NeurIPS 2020

Community detection using fast low-cardinality semidefinite programming



Review 1

Summary and Contributions: The paper presents a new local-search algorithm for the problem of community detection in social networks under the modularity objective. The idea to relax the discrete step in the local-search process with a continuous-type step in a space represented by low-cardinality vectors. This gives a continuous solution which is then used as an initialization for a standard local-search phase. The proposed method is more efficient than a full-blown SDP relaxation, while improving empirically the performance of state-of-the-art local-search methods.

Strengths: 1. The problem of community detection in social networks (or other graphs) is extensively studied and relevant to the NeurIPS community. 2. The proposed method, including the local-search step and the rounding step, is quite interesting and, to my knowledge, original. 3. The empirical evaluation shows that the method improves significantly the state-of-the-art local-search algorithms.

Weaknesses: 1. The main weakness is that the proposed method is only a heuristic and there is no theoretical analysis to support the good empirical results.

Correctness: To the best of my understanding the claims and the method are correct. The empirical methodology is sound and presents a convincing case.

Clarity: The paper is relatively well-written.

Relation to Prior Work: To my knowledge the related work is discussed adequately, and the contributions are clearly identified.

Reproducibility: Yes

Additional Feedback: Post rebuttal: I thank the reviewers for their response.


Review 2

Summary and Contributions: The paper considers the problem of partitioning the nodes of a graph in k sets to maximize the number of edges that are between the vertices of the same set. The author call it the modularity maximization problem. Similar problems such as correlation clustering etc have been studied in the literature. The paper gives a higher dimensional version of the local search algorithm and shows, empirically, the bound it constructs are close to bounds from SDP. Moreover, the solution returned is able to escape local minima that are usually found in local search procedures that have been studied for the problem. The authors also show connections to low rank SDPs etc.

Strengths: The authors give a new (non-convex) relaxation for the problem and show that it can be solved (to a local maxima) faster than solving the SDP but, empirically, gives similar results. Moreover, these solutions can be used to obtain feasible solutions of the problem. The main novelty is the new non-convex relaxation and its empirical usefulness.

= SET OF TASKS =
1. Write out the passage of the NeurIPS reviews between "Strengths: 1. The" and "state-of-the-art local-search algorithms.", inclusive.
2. Please turn the paragraph of the NeurIPS reviews that begins "Summary and Contributions: The paper considers" into a short list of its main facts.
3. Proceed with the NeurIPS reviews, continuing on from their final sentence.
The records come from a separate source, unrelated to the NeurIPS reviews.

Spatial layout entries
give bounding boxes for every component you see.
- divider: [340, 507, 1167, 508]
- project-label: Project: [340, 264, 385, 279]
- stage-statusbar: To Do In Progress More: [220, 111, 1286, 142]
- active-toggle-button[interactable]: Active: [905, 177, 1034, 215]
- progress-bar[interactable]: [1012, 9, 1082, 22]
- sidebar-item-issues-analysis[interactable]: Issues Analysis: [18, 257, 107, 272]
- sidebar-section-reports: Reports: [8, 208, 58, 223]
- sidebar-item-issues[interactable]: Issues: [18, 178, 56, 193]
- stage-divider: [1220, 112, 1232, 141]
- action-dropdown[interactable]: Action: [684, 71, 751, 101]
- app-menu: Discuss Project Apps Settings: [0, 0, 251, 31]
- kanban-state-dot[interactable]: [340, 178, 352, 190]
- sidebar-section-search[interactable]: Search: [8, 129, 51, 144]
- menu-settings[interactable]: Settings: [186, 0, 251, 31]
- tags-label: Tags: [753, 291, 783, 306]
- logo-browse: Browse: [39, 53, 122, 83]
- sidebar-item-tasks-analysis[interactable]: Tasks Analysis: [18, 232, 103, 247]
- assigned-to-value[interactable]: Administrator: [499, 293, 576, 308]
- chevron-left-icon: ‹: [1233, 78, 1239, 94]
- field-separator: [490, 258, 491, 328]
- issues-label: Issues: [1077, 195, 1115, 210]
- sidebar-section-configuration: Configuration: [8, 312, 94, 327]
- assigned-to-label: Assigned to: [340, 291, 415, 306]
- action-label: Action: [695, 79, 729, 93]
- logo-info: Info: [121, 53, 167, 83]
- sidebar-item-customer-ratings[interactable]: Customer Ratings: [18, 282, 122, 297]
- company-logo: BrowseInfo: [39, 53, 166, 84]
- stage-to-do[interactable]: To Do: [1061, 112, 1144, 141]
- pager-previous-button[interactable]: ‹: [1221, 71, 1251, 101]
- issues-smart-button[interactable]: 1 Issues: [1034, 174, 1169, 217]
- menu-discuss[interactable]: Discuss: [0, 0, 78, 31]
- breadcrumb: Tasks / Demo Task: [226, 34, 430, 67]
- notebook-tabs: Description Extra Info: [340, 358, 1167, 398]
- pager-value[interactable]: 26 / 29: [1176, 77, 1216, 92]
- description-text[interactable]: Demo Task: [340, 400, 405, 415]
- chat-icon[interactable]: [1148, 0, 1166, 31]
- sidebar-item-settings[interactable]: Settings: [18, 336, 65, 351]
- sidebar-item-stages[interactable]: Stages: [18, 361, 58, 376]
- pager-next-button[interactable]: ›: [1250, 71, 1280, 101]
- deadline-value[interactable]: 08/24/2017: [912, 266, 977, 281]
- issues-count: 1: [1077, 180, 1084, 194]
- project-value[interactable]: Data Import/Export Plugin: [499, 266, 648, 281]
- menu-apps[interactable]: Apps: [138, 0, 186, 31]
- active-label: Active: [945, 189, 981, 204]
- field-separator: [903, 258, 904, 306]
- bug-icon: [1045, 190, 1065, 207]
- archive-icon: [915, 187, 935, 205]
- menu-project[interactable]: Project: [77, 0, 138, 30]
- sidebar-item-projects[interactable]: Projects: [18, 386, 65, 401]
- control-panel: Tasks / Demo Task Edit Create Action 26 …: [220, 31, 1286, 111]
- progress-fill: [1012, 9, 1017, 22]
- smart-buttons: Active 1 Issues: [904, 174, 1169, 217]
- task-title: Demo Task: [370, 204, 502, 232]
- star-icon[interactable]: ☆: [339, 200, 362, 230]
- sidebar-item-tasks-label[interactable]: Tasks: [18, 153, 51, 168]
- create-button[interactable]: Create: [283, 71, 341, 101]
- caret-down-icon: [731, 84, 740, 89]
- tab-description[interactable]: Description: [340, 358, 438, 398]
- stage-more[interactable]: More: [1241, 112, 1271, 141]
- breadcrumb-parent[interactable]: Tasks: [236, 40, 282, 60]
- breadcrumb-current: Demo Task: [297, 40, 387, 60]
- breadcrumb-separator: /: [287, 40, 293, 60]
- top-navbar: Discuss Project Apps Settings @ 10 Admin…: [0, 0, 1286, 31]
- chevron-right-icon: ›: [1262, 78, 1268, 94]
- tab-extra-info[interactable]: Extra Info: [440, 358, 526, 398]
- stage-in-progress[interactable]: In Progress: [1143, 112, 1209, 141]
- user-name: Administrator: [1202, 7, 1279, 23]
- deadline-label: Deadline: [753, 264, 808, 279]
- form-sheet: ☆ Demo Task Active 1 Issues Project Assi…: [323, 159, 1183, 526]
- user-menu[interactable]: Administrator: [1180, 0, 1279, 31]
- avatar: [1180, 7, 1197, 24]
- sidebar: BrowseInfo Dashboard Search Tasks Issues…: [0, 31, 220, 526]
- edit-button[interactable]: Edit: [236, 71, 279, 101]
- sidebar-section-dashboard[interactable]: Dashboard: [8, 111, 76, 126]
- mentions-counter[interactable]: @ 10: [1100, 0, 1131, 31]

= RESULTS FOR EACH TASK =
1.
Strengths: 1. The problem of community detection in social networks (or other graphs) is extensively studied and relevant to the NeurIPS community. 2. The proposed method, including the local-search step and the rounding step, is quite interesting and, to my knowledge, original. 3. The empirical evaluation shows that the method improves significantly the state-of-the-art local-search algorithms.

2.
- The paper addresses partitioning a graph's nodes into k sets to maximize the number of edges between vertices of the same set, called the modularity maximization problem.
- Similar problems, such as correlation clustering, have been studied in the literature.
- The paper gives a higher-dimensional version of the local search algorithm and shows empirically that its bounds are close to bounds from SDP.
- Its solution can escape local minima usually found in local search procedures studied for the problem.
- The authors also show connections to low-rank SDPs.

3.
Weaknesses: There is no theoretical justification for the approach. While there is a new formulation that is considered in the paper, the algorithms is still too close to local search and the only gain from the approach is the initialization of the local search. A fair comparison could be to give many random initializations for the local search approach as can be afforded in the same time as the approach in this paper. For time limits, it compares itself to SDP solvers which is, of course, an easy target to beat.

Correctness: Yes.

Clarity: The writing of the paper is not clear and some of the claims and algorithms are hard to decipher. 1. The notation card(v) is weird. Maybe use |.|_0 (the zero norm) or |support(v)|. 2. The paper uses algorithms from previous works but never defines them. Since they are simple local search methods, it might be better to precisely define them.

Relation to Prior Work: Yes

Reproducibility: Yes

Additional Feedback: Thanks for the feedback. I updated the score based on the comments received.


Review 3

Summary and Contributions: Modularity is a measure used to quantify the quality of the partition of a graph (i.e., its node set) in k communities. It is a popular measure in practice despite its known shortcomings, including the resolution limits discussed by Fortunato and Barthelemy "Resolution limit in community detection." (PNAS). This paper's key contribution is an efficient solver for an SDP relaxation of the modularity objective. It consists of two steps, obtaining a "k-sparse" assignment matrix, that then is rounded to a community assignment. The proposed algorithm is projected gradient descent. The key results are stated as proposition 1 and theorem 1, on page 4, and their proofs have been provided in the appendix. I have been able to go through the proofs, and they are correct to the best of my knowledge. Proposition 1 that focuses on the subproblem for a specific node can be seen as a greedy soft community assignment. Figure 1 nicely illustrates in a toy example the benefits derived from their approach. From an experimental perspective, the author(s) has/have implemented their method, and tested it on some real-world datasets. The main baselines are the Louvain and Leiden methods. The latter improves Louvain algorithm with respect to ensuring communities are well connected. [Update: I thank the authors for their feedback.]

Strengths: - The reviewer believes that the main strength of the proposed method is that it improves in a non-trivial, yet highly practical way a family of heuristics that are used by many practitioners. - The paper is grounded in solid theory - The low cardinality solver comes with solid theoretical guarantees, at least on its convergence.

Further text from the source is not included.